#### [Problem]
Where the string "title" appears in a line of the data, show that line.

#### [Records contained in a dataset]
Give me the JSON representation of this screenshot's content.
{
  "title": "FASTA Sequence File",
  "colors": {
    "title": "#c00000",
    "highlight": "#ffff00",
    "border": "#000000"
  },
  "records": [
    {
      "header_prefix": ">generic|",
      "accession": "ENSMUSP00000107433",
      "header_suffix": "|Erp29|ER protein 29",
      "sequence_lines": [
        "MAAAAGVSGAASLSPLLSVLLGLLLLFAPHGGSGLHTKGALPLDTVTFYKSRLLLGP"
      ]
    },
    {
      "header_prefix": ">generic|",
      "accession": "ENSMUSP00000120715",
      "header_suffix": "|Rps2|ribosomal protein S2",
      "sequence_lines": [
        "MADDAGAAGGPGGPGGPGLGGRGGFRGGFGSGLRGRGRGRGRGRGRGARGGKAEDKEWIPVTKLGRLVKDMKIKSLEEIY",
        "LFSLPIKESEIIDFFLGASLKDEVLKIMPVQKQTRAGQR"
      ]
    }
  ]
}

#### [Solution to this exercise]
  "title": "FASTA Sequence File",
    "title": "#c00000",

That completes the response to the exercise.